- Short task -
Retype the material below. Keep every word exactly as it is.

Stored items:
=-=-=-=-=

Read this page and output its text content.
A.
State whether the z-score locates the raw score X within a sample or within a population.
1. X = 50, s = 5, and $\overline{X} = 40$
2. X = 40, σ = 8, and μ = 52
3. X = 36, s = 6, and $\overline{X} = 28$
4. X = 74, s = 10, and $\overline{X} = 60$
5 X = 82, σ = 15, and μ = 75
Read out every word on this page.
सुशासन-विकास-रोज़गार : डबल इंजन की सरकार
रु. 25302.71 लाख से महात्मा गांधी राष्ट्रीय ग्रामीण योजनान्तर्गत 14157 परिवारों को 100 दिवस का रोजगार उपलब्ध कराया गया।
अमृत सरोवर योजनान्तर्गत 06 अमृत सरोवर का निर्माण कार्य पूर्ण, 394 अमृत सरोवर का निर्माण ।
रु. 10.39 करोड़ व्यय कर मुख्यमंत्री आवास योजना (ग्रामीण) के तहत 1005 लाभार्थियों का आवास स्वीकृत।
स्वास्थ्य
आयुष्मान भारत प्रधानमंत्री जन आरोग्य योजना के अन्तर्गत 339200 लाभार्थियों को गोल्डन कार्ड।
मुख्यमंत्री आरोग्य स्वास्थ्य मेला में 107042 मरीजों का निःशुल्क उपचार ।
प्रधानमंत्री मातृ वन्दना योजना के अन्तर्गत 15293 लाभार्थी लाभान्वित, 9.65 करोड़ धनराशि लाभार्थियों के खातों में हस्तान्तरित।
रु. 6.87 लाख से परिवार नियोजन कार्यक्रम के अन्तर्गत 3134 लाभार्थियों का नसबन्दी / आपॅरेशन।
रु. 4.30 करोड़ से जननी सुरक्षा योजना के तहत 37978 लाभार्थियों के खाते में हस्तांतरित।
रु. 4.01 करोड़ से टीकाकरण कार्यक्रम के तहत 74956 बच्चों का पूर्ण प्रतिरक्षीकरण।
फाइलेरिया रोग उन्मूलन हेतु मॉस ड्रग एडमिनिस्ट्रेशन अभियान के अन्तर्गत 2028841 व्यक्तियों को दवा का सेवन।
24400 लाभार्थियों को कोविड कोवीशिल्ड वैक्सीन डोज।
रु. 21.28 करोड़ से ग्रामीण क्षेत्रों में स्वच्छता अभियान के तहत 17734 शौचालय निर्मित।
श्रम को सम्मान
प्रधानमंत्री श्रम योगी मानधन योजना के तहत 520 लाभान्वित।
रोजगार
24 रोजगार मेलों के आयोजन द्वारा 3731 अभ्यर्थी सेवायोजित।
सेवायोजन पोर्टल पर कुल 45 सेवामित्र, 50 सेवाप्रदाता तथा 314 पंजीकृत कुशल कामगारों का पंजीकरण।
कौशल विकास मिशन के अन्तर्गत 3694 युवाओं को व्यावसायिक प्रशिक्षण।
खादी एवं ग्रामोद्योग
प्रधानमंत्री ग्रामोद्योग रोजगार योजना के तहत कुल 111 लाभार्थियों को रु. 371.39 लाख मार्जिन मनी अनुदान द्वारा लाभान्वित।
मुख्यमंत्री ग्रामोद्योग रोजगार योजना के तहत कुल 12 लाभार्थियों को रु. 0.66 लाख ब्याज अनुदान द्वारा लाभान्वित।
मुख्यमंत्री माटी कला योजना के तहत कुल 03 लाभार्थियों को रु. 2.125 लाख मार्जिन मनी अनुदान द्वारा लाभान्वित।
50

=-=-=-=-=

- Result of the task -
Read this page and output its text content.
A.
State whether the z-score locates the raw score X within a sample or within a population.
1. X = 50, s = 5, and $\overline{X} = 40$
2. X = 40, σ = 8, and μ = 52
3. X = 36, s = 6, and $\overline{X} = 28$
4. X = 74, s = 10, and $\overline{X} = 60$
5 X = 82, σ = 15, and μ = 75
Read out every word on this page.
सुशासन-विकास-रोज़गार : डबल इंजन की सरकार
रु. 25302.71 लाख से महात्मा गांधी राष्ट्रीय ग्रामीण योजनान्तर्गत 14157 परिवारों को 100 दिवस का रोजगार उपलब्ध कराया गया।
अमृत सरोवर योजनान्तर्गत 06 अमृत सरोवर का निर्माण कार्य पूर्ण, 394 अमृत सरोवर का निर्माण ।
रु. 10.39 करोड़ व्यय कर मुख्यमंत्री आवास योजना (ग्रामीण) के तहत 1005 लाभार्थियों का आवास स्वीकृत।
स्वास्थ्य
आयुष्मान भारत प्रधानमंत्री जन आरोग्य योजना के अन्तर्गत 339200 लाभार्थियों को गोल्डन कार्ड।
मुख्यमंत्री आरोग्य स्वास्थ्य मेला में 107042 मरीजों का निःशुल्क उपचार ।
प्रधानमंत्री मातृ वन्दना योजना के अन्तर्गत 15293 लाभार्थी लाभान्वित, 9.65 करोड़ धनराशि लाभार्थियों के खातों में हस्तान्तरित।
रु. 6.87 लाख से परिवार नियोजन कार्यक्रम के अन्तर्गत 3134 लाभार्थियों का नसबन्दी / आपॅरेशन।
रु. 4.30 करोड़ से जननी सुरक्षा योजना के तहत 37978 लाभार्थियों के खाते में हस्तांतरित।
रु. 4.01 करोड़ से टीकाकरण कार्यक्रम के तहत 74956 बच्चों का पूर्ण प्रतिरक्षीकरण।
फाइलेरिया रोग उन्मूलन हेतु मॉस ड्रग एडमिनिस्ट्रेशन अभियान के अन्तर्गत 2028841 व्यक्तियों को दवा का सेवन।
24400 लाभार्थियों को कोविड कोवीशिल्ड वैक्सीन डोज।
रु. 21.28 करोड़ से ग्रामीण क्षेत्रों में स्वच्छता अभियान के तहत 17734 शौचालय निर्मित।
श्रम को सम्मान
प्रधानमंत्री श्रम योगी मानधन योजना के तहत 520 लाभान्वित।
रोजगार
24 रोजगार मेलों के आयोजन द्वारा 3731 अभ्यर्थी सेवायोजित।
सेवायोजन पोर्टल पर कुल 45 सेवामित्र, 50 सेवाप्रदाता तथा 314 पंजीकृत कुशल कामगारों का पंजीकरण।
कौशल विकास मिशन के अन्तर्गत 3694 युवाओं को व्यावसायिक प्रशिक्षण।
खादी एवं ग्रामोद्योग
प्रधानमंत्री ग्रामोद्योग रोजगार योजना के तहत कुल 111 लाभार्थियों को रु. 371.39 लाख मार्जिन मनी अनुदान द्वारा लाभान्वित।
मुख्यमंत्री ग्रामोद्योग रोजगार योजना के तहत कुल 12 लाभार्थियों को रु. 0.66 लाख ब्याज अनुदान द्वारा लाभान्वित।
मुख्यमंत्री माटी कला योजना के तहत कुल 03 लाभार्थियों को रु. 2.125 लाख मार्जिन मनी अनुदान द्वारा लाभान्वित।
50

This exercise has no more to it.